DIRECTIONS: Leave out any picture and return the remaining listing below exactly as given.

Figure record extracts
--

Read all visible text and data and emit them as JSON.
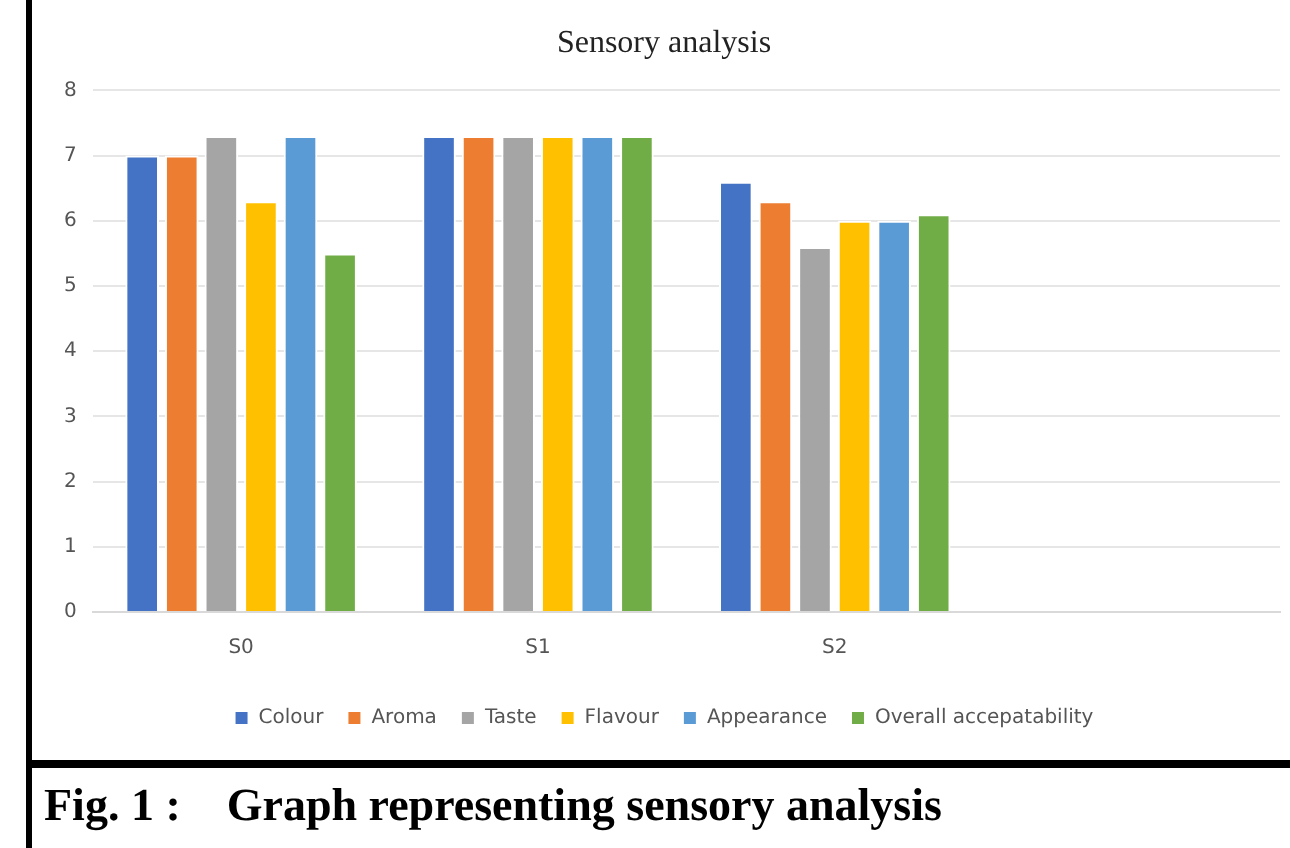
{
  "chart_data": {
    "type": "bar",
    "title": "Sensory analysis",
    "categories": [
      "S0",
      "S1",
      "S2",
      null
    ],
    "series": [
      {
        "name": "Colour",
        "color": "#4472c4",
        "values": [
          7,
          7.3,
          6.6,
          null
        ]
      },
      {
        "name": "Aroma",
        "color": "#ed7d31",
        "values": [
          7,
          7.3,
          6.3,
          null
        ]
      },
      {
        "name": "Taste",
        "color": "#a5a5a5",
        "values": [
          7.3,
          7.3,
          5.6,
          null
        ]
      },
      {
        "name": "Flavour",
        "color": "#ffc000",
        "values": [
          6.3,
          7.3,
          6.0,
          null
        ]
      },
      {
        "name": "Appearance",
        "color": "#5b9bd5",
        "values": [
          7.3,
          7.3,
          6.0,
          null
        ]
      },
      {
        "name": "Overall accepatability",
        "color": "#70ad47",
        "values": [
          5.5,
          7.3,
          6.1,
          null
        ]
      }
    ],
    "ylim": [
      0,
      8
    ],
    "yticks": [
      0,
      1,
      2,
      3,
      4,
      5,
      6,
      7,
      8
    ],
    "grid": "y",
    "legend": "bottom",
    "annotations": [
      "Fig. 1 :    Graph representing sensory analysis"
    ]
  }
}
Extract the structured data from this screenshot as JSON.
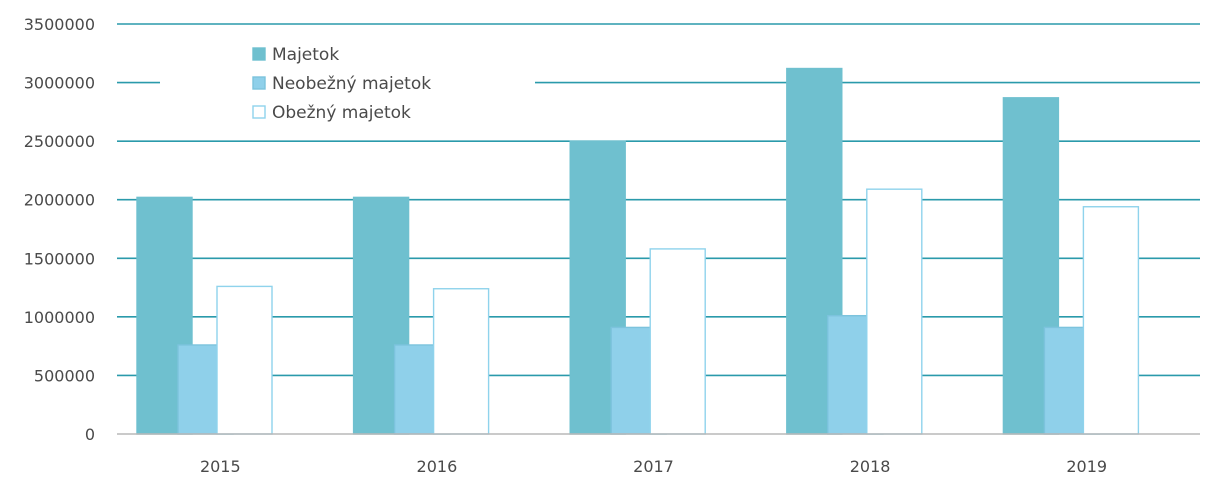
{
  "chart_data": {
    "type": "bar",
    "title": "",
    "xlabel": "",
    "ylabel": "",
    "categories": [
      "2015",
      "2016",
      "2017",
      "2018",
      "2019"
    ],
    "ylim": [
      0,
      3500000
    ],
    "yticks": [
      0,
      500000,
      1000000,
      1500000,
      2000000,
      2500000,
      3000000,
      3500000
    ],
    "ytick_labels": [
      "0",
      "500000",
      "1000000",
      "1500000",
      "2000000",
      "2500000",
      "3000000",
      "3500000"
    ],
    "grid": true,
    "legend_position": "top-left",
    "series": [
      {
        "name": "Majetok",
        "values": [
          2020000,
          2020000,
          2500000,
          3120000,
          2870000
        ],
        "color": "#6fc0cf",
        "edge": "#6fc0cf"
      },
      {
        "name": "Neobežný majetok",
        "values": [
          760000,
          760000,
          910000,
          1010000,
          910000
        ],
        "color": "#8fd0ea",
        "edge": "#7cc3dd"
      },
      {
        "name": "Obežný majetok",
        "values": [
          1260000,
          1240000,
          1580000,
          2090000,
          1940000
        ],
        "color": "#ffffff",
        "edge": "#8fd3ec"
      }
    ],
    "colors": {
      "grid": "#2a9aab",
      "axis": "#b8b8b8"
    }
  }
}
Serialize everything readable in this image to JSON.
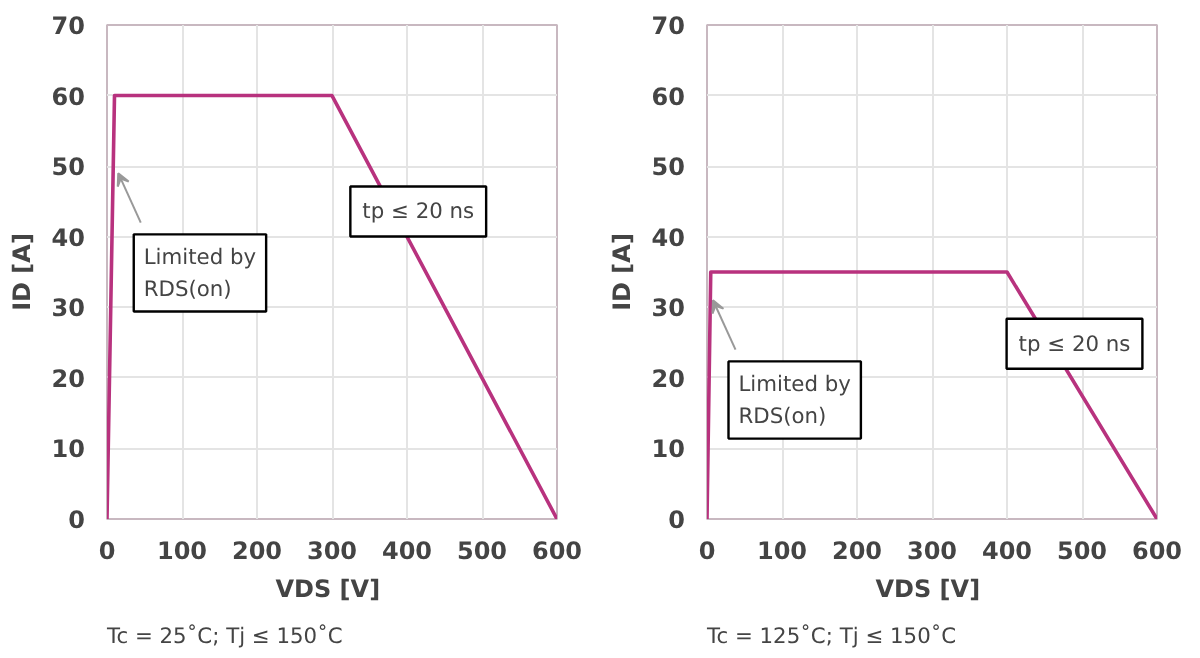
{
  "chart_data": [
    {
      "type": "line",
      "x": [
        0,
        10,
        300,
        600
      ],
      "values": [
        0,
        60,
        60,
        0
      ],
      "color": "#b8327e",
      "xlim": [
        0,
        600
      ],
      "ylim": [
        0,
        70
      ],
      "xticks": [
        0,
        100,
        200,
        300,
        400,
        500,
        600
      ],
      "yticks": [
        0,
        10,
        20,
        30,
        40,
        50,
        60,
        70
      ],
      "grid": true,
      "xlabel": "VDS  [V]",
      "ylabel": "ID [A]",
      "annotations": [
        {
          "text": "Limited by\nRDS(on)",
          "x": 15,
          "y": 49
        },
        "tp ≤ 20 ns",
        "Tc = 25˚C; Tj ≤ 150˚C"
      ]
    },
    {
      "type": "line",
      "x": [
        0,
        5,
        400,
        600
      ],
      "values": [
        0,
        35,
        35,
        0
      ],
      "color": "#b8327e",
      "xlim": [
        0,
        600
      ],
      "ylim": [
        0,
        70
      ],
      "xticks": [
        0,
        100,
        200,
        300,
        400,
        500,
        600
      ],
      "yticks": [
        0,
        10,
        20,
        30,
        40,
        50,
        60,
        70
      ],
      "grid": true,
      "xlabel": "VDS  [V]",
      "ylabel": "ID [A]",
      "annotations": [
        {
          "text": "Limited by\nRDS(on)",
          "x": 8,
          "y": 31
        },
        "tp ≤ 20 ns",
        "Tc = 125˚C; Tj ≤ 150˚C"
      ]
    }
  ]
}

--

RESPONSE TO THE EXERCISE:
Read all visible text and data and emit them as JSON.
{
  "chart_data": {
    "type": "bar",
    "title": "Sensory analysis",
    "categories": [
      "S0",
      "S1",
      "S2",
      null
    ],
    "series": [
      {
        "name": "Colour",
        "color": "#4472c4",
        "values": [
          7,
          7.3,
          6.6,
          null
        ]
      },
      {
        "name": "Aroma",
        "color": "#ed7d31",
        "values": [
          7,
          7.3,
          6.3,
          null
        ]
      },
      {
        "name": "Taste",
        "color": "#a5a5a5",
        "values": [
          7.3,
          7.3,
          5.6,
          null
        ]
      },
      {
        "name": "Flavour",
        "color": "#ffc000",
        "values": [
          6.3,
          7.3,
          6.0,
          null
        ]
      },
      {
        "name": "Appearance",
        "color": "#5b9bd5",
        "values": [
          7.3,
          7.3,
          6.0,
          null
        ]
      },
      {
        "name": "Overall accepatability",
        "color": "#70ad47",
        "values": [
          5.5,
          7.3,
          6.1,
          null
        ]
      }
    ],
    "ylim": [
      0,
      8
    ],
    "yticks": [
      0,
      1,
      2,
      3,
      4,
      5,
      6,
      7,
      8
    ],
    "grid": "y",
    "legend": "bottom",
    "annotations": [
      "Fig. 1 :    Graph representing sensory analysis"
    ]
  }
}
Extract the structured data from this screenshot as JSON.
{
  "chart_data": {
    "type": "bar",
    "title": "",
    "xlabel": "",
    "ylabel": "",
    "categories": [
      "2015",
      "2016",
      "2017",
      "2018",
      "2019"
    ],
    "ylim": [
      0,
      3500000
    ],
    "yticks": [
      0,
      500000,
      1000000,
      1500000,
      2000000,
      2500000,
      3000000,
      3500000
    ],
    "ytick_labels": [
      "0",
      "500000",
      "1000000",
      "1500000",
      "2000000",
      "2500000",
      "3000000",
      "3500000"
    ],
    "grid": true,
    "legend_position": "top-left",
    "series": [
      {
        "name": "Majetok",
        "values": [
          2020000,
          2020000,
          2500000,
          3120000,
          2870000
        ],
        "color": "#6fc0cf",
        "edge": "#6fc0cf"
      },
      {
        "name": "Neobežný majetok",
        "values": [
          760000,
          760000,
          910000,
          1010000,
          910000
        ],
        "color": "#8fd0ea",
        "edge": "#7cc3dd"
      },
      {
        "name": "Obežný majetok",
        "values": [
          1260000,
          1240000,
          1580000,
          2090000,
          1940000
        ],
        "color": "#ffffff",
        "edge": "#8fd3ec"
      }
    ],
    "colors": {
      "grid": "#2a9aab",
      "axis": "#b8b8b8"
    }
  }
}
Serialize everything readable in this image to JSON.
{
  "chart_data": [
    {
      "type": "line",
      "x": [
        0,
        10,
        300,
        600
      ],
      "values": [
        0,
        60,
        60,
        0
      ],
      "color": "#b8327e",
      "xlim": [
        0,
        600
      ],
      "ylim": [
        0,
        70
      ],
      "xticks": [
        0,
        100,
        200,
        300,
        400,
        500,
        600
      ],
      "yticks": [
        0,
        10,
        20,
        30,
        40,
        50,
        60,
        70
      ],
      "grid": true,
      "xlabel": "VDS  [V]",
      "ylabel": "ID [A]",
      "annotations": [
        {
          "text": "Limited by\nRDS(on)",
          "x": 15,
          "y": 49
        },
        "tp ≤ 20 ns",
        "Tc = 25˚C; Tj ≤ 150˚C"
      ]
    },
    {
      "type": "line",
      "x": [
        0,
        5,
        400,
        600
      ],
      "values": [
        0,
        35,
        35,
        0
      ],
      "color": "#b8327e",
      "xlim": [
        0,
        600
      ],
      "ylim": [
        0,
        70
      ],
      "xticks": [
        0,
        100,
        200,
        300,
        400,
        500,
        600
      ],
      "yticks": [
        0,
        10,
        20,
        30,
        40,
        50,
        60,
        70
      ],
      "grid": true,
      "xlabel": "VDS  [V]",
      "ylabel": "ID [A]",
      "annotations": [
        {
          "text": "Limited by\nRDS(on)",
          "x": 8,
          "y": 31
        },
        "tp ≤ 20 ns",
        "Tc = 125˚C; Tj ≤ 150˚C"
      ]
    }
  ]
}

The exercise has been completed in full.